Java’s Garbage Collector is one of the key features in the Java environment. When you develop in Java, the objects you instantiate are allocated in the heap of the Java Virtual Machine. In Java you don’t have to think about how to allocate and deallocate objects in memory.

For an object that is no longer used, the Garbage Collector finds them by deduction. Most people think GarbageCollector finds unused objects in the heap space memory and removes them, in fact it’s the active objects that are tracked, everything else is marked for garbage collection.

Periodically, the GC scans objects located at the root of the heap memory space and defines the graph of alive objects. Without garbage collection, the heap would eventually run out of memory, leading to an OutOfMemoryError runtime error.

There are 4 kind on GC root objects in java:

  1. Class: Classes loaded by a system class loader; contains references to static variables as well
  2. Local Stack: Local variables and parameters to methods stored on the local stack
  3. Active Java Threads: All active Java threads
  4. JNI References: Native code Java objects created for JNI calls; contains local variables, parameters to JNI methods, and global JNI references

How does it works ?

The process of garbage collection involve 2 principal steps: track living objects and remove unmarked ones (non-living).

The Marking phase

Garbage collection starts by scanning all root objects and follow the references from the root to other objects and marks every object found as alive. All unmarked objects are candidates for garbage collection.

JVM GC Roots objects

Objects marked as alive are blue in the above picture.

The important aspects to note about the marking phase is the application threads need to be stopped (you cannot traverse the graph if it keeps changing all the time). Good to know: when the application threads are temporarily stopped the JVM can engage in housekeeping activities. It’s called a safepoint and results in a Stop-The-World pause. safepoint can be triggered for different reasons but garbage collection is by far the most common reason for a safepoint to be introduced.

The duration of this pause depends on the total number of alive objects. That’s why heap size doesn’t change the duration of the marking phase.

Removing unreachable objects

Once the marking phase is done, the garbage collector activities can be divided in 3 main groups: sweeping, compacting and copying.

  • Sweep Mark-and-Sweep is the simplest approach to garbage collection. It’s just ignoring the unmarked objects. For example all the heap is used by unmarked objects (not attached to a GC Root Object :)), the space used by those object is considered free and can be reused for allocating new objects.

The tradeoff with this is that it implies to know each free memory region with its size, each of these are isolated if one object is bigger than all the regions available an OutOfMemoryError error occurs. This approach imply an overhead during the allocation phase as the JVM needs to search a region to allocating the new object.

JVM GC Roots objects

  • Compact Mark-Compact solve the tradeoff of Mark-and-Sweep approach, by moving all marked (alive) objects at the beginning of the heap memory region. The downside with that it increases the GC Pause duration. The GC needs to copy all objects to a new place and update the references objects graph. Once the compaction is done, allocation is again extremely cheap with no fragmentation issues.

##########

## Given exercise 1
Write out the stretch of the Java garbage collection text from "Periodically, the GC" through "does it works ?", renaming "JNI" to "Java Native Interface" throughout.

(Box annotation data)

##########

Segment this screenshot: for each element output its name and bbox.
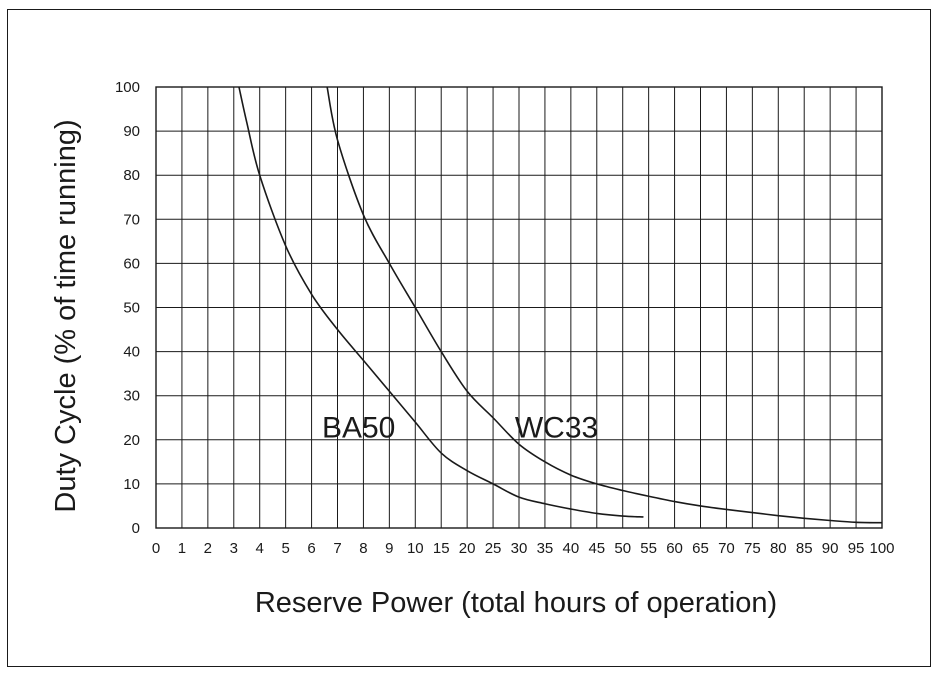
x-tick-label: 85 bbox=[796, 540, 813, 557]
x-tick-label: 1 bbox=[178, 540, 186, 557]
x-tick-label: 6 bbox=[307, 540, 315, 557]
grid bbox=[155, 86, 883, 529]
series-label-wc33: WC33 bbox=[515, 411, 598, 444]
x-tick-label: 40 bbox=[563, 540, 580, 557]
y-tick-label: 30 bbox=[123, 388, 140, 405]
x-tick-labels: 0 1 2 3 4 5 6 7 8 9 10 15 20 25 30 35 40 45 50 55 60 65 70 75 80… bbox=[152, 540, 895, 557]
x-tick-label: 80 bbox=[770, 540, 787, 557]
x-tick-label: 50 bbox=[614, 540, 631, 557]
x-tick-label: 95 bbox=[848, 540, 865, 557]
x-tick-label: 90 bbox=[822, 540, 839, 557]
x-tick-label: 100 bbox=[869, 540, 894, 557]
y-tick-label: 80 bbox=[123, 167, 140, 184]
series-line-ba50 bbox=[238, 86, 644, 518]
y-axis-title: Duty Cycle (% of time running) bbox=[50, 119, 82, 512]
x-tick-label: 4 bbox=[256, 540, 264, 557]
series-label-ba50: BA50 bbox=[322, 411, 395, 444]
series-line-wc33 bbox=[326, 86, 883, 524]
x-tick-label: 3 bbox=[230, 540, 238, 557]
x-tick-label: 70 bbox=[718, 540, 735, 557]
y-tick-label: 70 bbox=[123, 211, 140, 228]
x-tick-label: 55 bbox=[640, 540, 657, 557]
x-tick-label: 15 bbox=[433, 540, 450, 557]
x-axis-title: Reserve Power (total hours of operation) bbox=[255, 587, 777, 619]
y-tick-label: 60 bbox=[123, 255, 140, 272]
y-tick-label: 0 bbox=[132, 520, 140, 537]
y-tick-labels: 0 10 20 30 40 50 60 70 80 90 100 bbox=[115, 79, 140, 537]
x-tick-label: 10 bbox=[407, 540, 424, 557]
x-tick-label: 75 bbox=[744, 540, 761, 557]
x-tick-label: 0 bbox=[152, 540, 160, 557]
x-tick-label: 7 bbox=[333, 540, 341, 557]
y-tick-label: 40 bbox=[123, 344, 140, 361]
x-tick-label: 45 bbox=[588, 540, 605, 557]
x-tick-label: 2 bbox=[204, 540, 212, 557]
x-tick-label: 5 bbox=[281, 540, 289, 557]
y-tick-label: 20 bbox=[123, 432, 140, 449]
x-tick-label: 65 bbox=[692, 540, 709, 557]
y-tick-label: 100 bbox=[115, 79, 140, 96]
y-tick-label: 50 bbox=[123, 300, 140, 317]
x-tick-label: 8 bbox=[359, 540, 367, 557]
x-tick-label: 30 bbox=[511, 540, 528, 557]
x-tick-label: 35 bbox=[537, 540, 554, 557]
series-lines bbox=[238, 86, 883, 524]
x-tick-label: 9 bbox=[385, 540, 393, 557]
x-tick-label: 20 bbox=[459, 540, 476, 557]
x-tick-label: 60 bbox=[666, 540, 683, 557]
x-tick-label: 25 bbox=[485, 540, 502, 557]
series-labels: BA50 WC33 bbox=[322, 411, 598, 444]
y-tick-label: 90 bbox=[123, 123, 140, 140]
y-tick-label: 10 bbox=[123, 476, 140, 493]
chart-frame bbox=[7, 9, 931, 667]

##########

## Given exercise 2
From the records, print the stretch from the line containing "x-tick-label: 85 bbox=[796, 540, 813, 557]" through the line containing "y-tick-label: 80 bbox=[123, 167, 140, 184]", unchanged and with nothing else.

## Response 1
Periodically, the GC scans objects located at the root of the heap memory space and defines the graph of alive objects. Without garbage collection, the heap would eventually run out of memory, leading to an OutOfMemoryError runtime error.

There are 4 kind on GC root objects in java:

  1. Class: Classes loaded by a system class loader; contains references to static variables as well
  2. Local Stack: Local variables and parameters to methods stored on the local stack
  3. Active Java Threads: All active Java threads
  4. Java Native Interface References: Native code Java objects created for Java Native Interface calls; contains local variables, parameters to Java Native Interface methods, and global Java Native Interface references

How does it works ?

## Response 2
x-tick-label: 85 bbox=[796, 540, 813, 557]
x-tick-label: 1 bbox=[178, 540, 186, 557]
x-tick-label: 6 bbox=[307, 540, 315, 557]
grid bbox=[155, 86, 883, 529]
series-label-wc33: WC33 bbox=[515, 411, 598, 444]
x-tick-label: 40 bbox=[563, 540, 580, 557]
y-tick-label: 30 bbox=[123, 388, 140, 405]
x-tick-labels: 0 1 2 3 4 5 6 7 8 9 10 15 20 25 30 35 40 45 50 55 60 65 70 75 80… bbox=[152, 540, 895, 557]
x-tick-label: 80 bbox=[770, 540, 787, 557]
x-tick-label: 50 bbox=[614, 540, 631, 557]
x-tick-label: 95 bbox=[848, 540, 865, 557]
x-tick-label: 90 bbox=[822, 540, 839, 557]
x-tick-label: 100 bbox=[869, 540, 894, 557]
y-tick-label: 80 bbox=[123, 167, 140, 184]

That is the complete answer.